# START OF Exercise materials

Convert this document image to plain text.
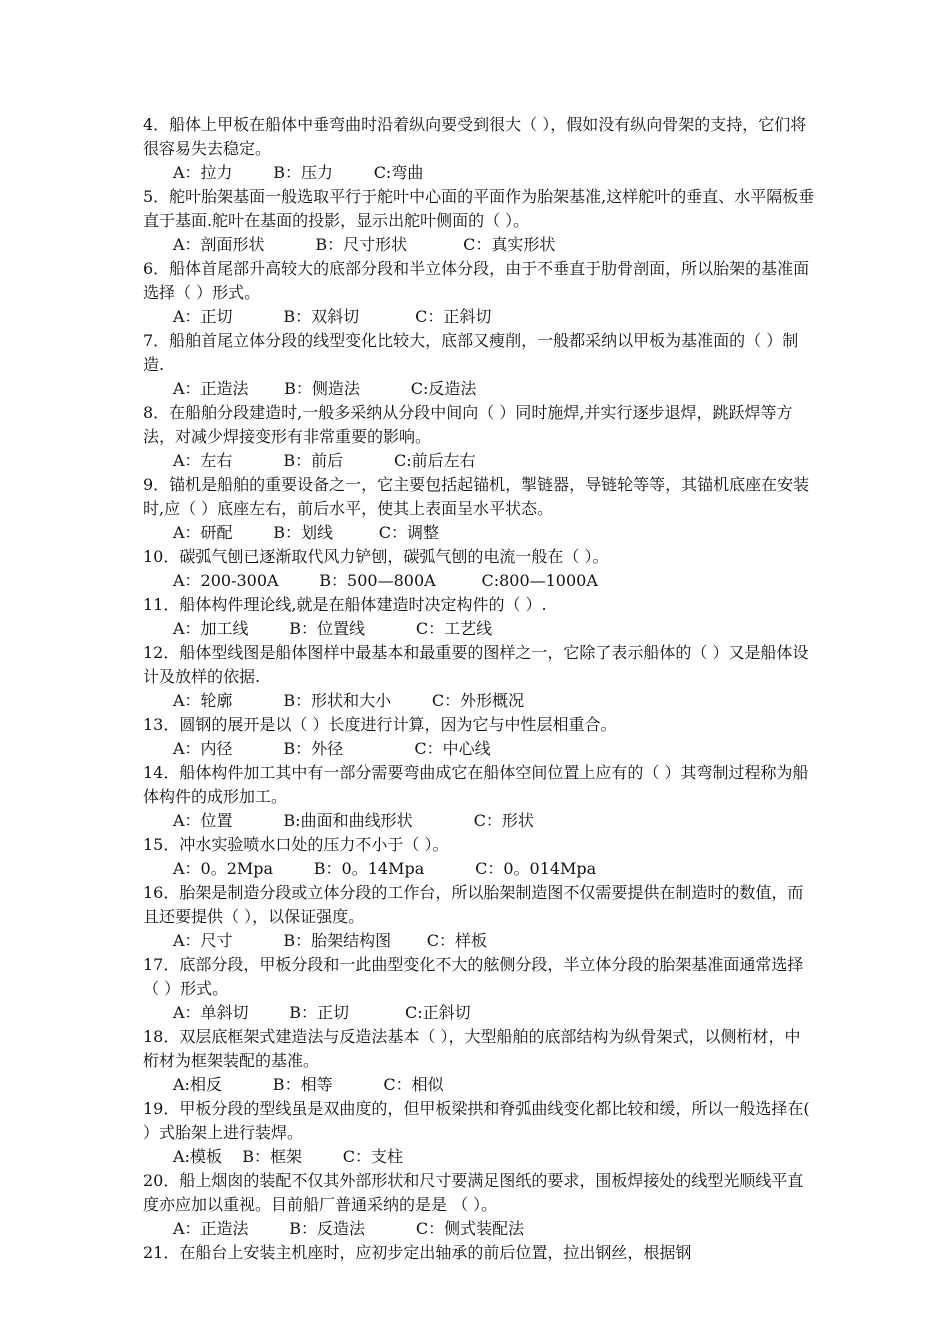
4．船体上甲板在船体中垂弯曲时沿着纵向要受到很大（ ），假如没有纵向骨架的支持，它们将很容易失去稳定。

A：拉力        B：压力        C:弯曲

5．舵叶胎架基面一般选取平行于舵叶中心面的平面作为胎架基准,这样舵叶的垂直、水平隔板垂直于基面.舵叶在基面的投影，显示出舵叶侧面的（ ）。

A：剖面形状          B：尺寸形状           C：真实形状

6．船体首尾部升高较大的底部分段和半立体分段，由于不垂直于肋骨剖面，所以胎架的基准面选择（ ）形式。

A：正切          B：双斜切           C：正斜切

7．船舶首尾立体分段的线型变化比较大，底部又瘦削，一般都采纳以甲板为基准面的（ ）制造.

A：正造法       B：侧造法          C:反造法

8．在船舶分段建造时,一般多采纳从分段中间向（ ）同时施焊,并实行逐步退焊，跳跃焊等方法，对减少焊接变形有非常重要的影响。

A：左右          B：前后          C:前后左右

9．锚机是船舶的重要设备之一，它主要包括起锚机，掣链器，导链轮等等，其锚机底座在安装时,应（ ）底座左右，前后水平，使其上表面呈水平状态。

A：研配        B：划线         C：调整

10．碳弧气刨已逐渐取代风力铲刨，碳弧气刨的电流一般在（ ）。

A：200-300A        B：500—800A         C:800—1000A

11．船体构件理论线,就是在船体建造时决定构件的（ ）.

A：加工线        B：位置线          C：工艺线

12．船体型线图是船体图样中最基本和最重要的图样之一，它除了表示船体的（ ）又是船体设计及放样的依据.

A：轮廓          B：形状和大小        C：外形概况

13．圆钢的展开是以（ ）长度进行计算，因为它与中性层相重合。

A：内径          B：外径              C：中心线

14．船体构件加工其中有一部分需要弯曲成它在船体空间位置上应有的（ ）其弯制过程称为船体构件的成形加工。

A：位置          B:曲面和曲线形状            C：形状

15．冲水实验喷水口处的压力不小于（ ）。

A：0。2Mpa        B：0。14Mpa          C：0。014Mpa

16．胎架是制造分段或立体分段的工作台，所以胎架制造图不仅需要提供在制造时的数值，而且还要提供（ ），以保证强度。

A：尺寸          B：胎架结构图       C：样板

17．底部分段，甲板分段和一此曲型变化不大的舷侧分段，半立体分段的胎架基准面通常选择（ ）形式。

A：单斜切        B：正切           C:正斜切

18．双层底框架式建造法与反造法基本（ ），大型船舶的底部结构为纵骨架式，以侧桁材，中桁材为框架装配的基准。

A:相反          B：相等          C：相似

19．甲板分段的型线虽是双曲度的，但甲板梁拱和脊弧曲线变化都比较和缓，所以一般选择在( ）式胎架上进行装焊。

A:模板    B：框架        C：支柱

20．船上烟囱的装配不仅其外部形状和尺寸要满足图纸的要求，围板焊接处的线型光顺线平直度亦应加以重视。目前船厂普通采纳的是是 （ ）。

A：正造法        B：反造法          C：侧式装配法

21．在船台上安装主机座时，应初步定出轴承的前后位置，拉出钢丝，根据钢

# END OF Exercise materials

What is required: Omit the pictures and restate the rest of the records verbatim.

Response:
Convert this document image to plain text.
4．船体上甲板在船体中垂弯曲时沿着纵向要受到很大（ ），假如没有纵向骨架的支持，它们将很容易失去稳定。

A：拉力        B：压力        C:弯曲

5．舵叶胎架基面一般选取平行于舵叶中心面的平面作为胎架基准,这样舵叶的垂直、水平隔板垂直于基面.舵叶在基面的投影，显示出舵叶侧面的（ ）。

A：剖面形状          B：尺寸形状           C：真实形状

6．船体首尾部升高较大的底部分段和半立体分段，由于不垂直于肋骨剖面，所以胎架的基准面选择（ ）形式。

A：正切          B：双斜切           C：正斜切

7．船舶首尾立体分段的线型变化比较大，底部又瘦削，一般都采纳以甲板为基准面的（ ）制造.

A：正造法       B：侧造法          C:反造法

8．在船舶分段建造时,一般多采纳从分段中间向（ ）同时施焊,并实行逐步退焊，跳跃焊等方法，对减少焊接变形有非常重要的影响。

A：左右          B：前后          C:前后左右

9．锚机是船舶的重要设备之一，它主要包括起锚机，掣链器，导链轮等等，其锚机底座在安装时,应（ ）底座左右，前后水平，使其上表面呈水平状态。

A：研配        B：划线         C：调整

10．碳弧气刨已逐渐取代风力铲刨，碳弧气刨的电流一般在（ ）。

A：200-300A        B：500—800A         C:800—1000A

11．船体构件理论线,就是在船体建造时决定构件的（ ）.

A：加工线        B：位置线          C：工艺线

12．船体型线图是船体图样中最基本和最重要的图样之一，它除了表示船体的（ ）又是船体设计及放样的依据.

A：轮廓          B：形状和大小        C：外形概况

13．圆钢的展开是以（ ）长度进行计算，因为它与中性层相重合。

A：内径          B：外径              C：中心线

14．船体构件加工其中有一部分需要弯曲成它在船体空间位置上应有的（ ）其弯制过程称为船体构件的成形加工。

A：位置          B:曲面和曲线形状            C：形状

15．冲水实验喷水口处的压力不小于（ ）。

A：0。2Mpa        B：0。14Mpa          C：0。014Mpa

16．胎架是制造分段或立体分段的工作台，所以胎架制造图不仅需要提供在制造时的数值，而且还要提供（ ），以保证强度。

A：尺寸          B：胎架结构图       C：样板

17．底部分段，甲板分段和一此曲型变化不大的舷侧分段，半立体分段的胎架基准面通常选择（ ）形式。

A：单斜切        B：正切           C:正斜切

18．双层底框架式建造法与反造法基本（ ），大型船舶的底部结构为纵骨架式，以侧桁材，中桁材为框架装配的基准。

A:相反          B：相等          C：相似

19．甲板分段的型线虽是双曲度的，但甲板梁拱和脊弧曲线变化都比较和缓，所以一般选择在( ）式胎架上进行装焊。

A:模板    B：框架        C：支柱

20．船上烟囱的装配不仅其外部形状和尺寸要满足图纸的要求，围板焊接处的线型光顺线平直度亦应加以重视。目前船厂普通采纳的是是 （ ）。

A：正造法        B：反造法          C：侧式装配法

21．在船台上安装主机座时，应初步定出轴承的前后位置，拉出钢丝，根据钢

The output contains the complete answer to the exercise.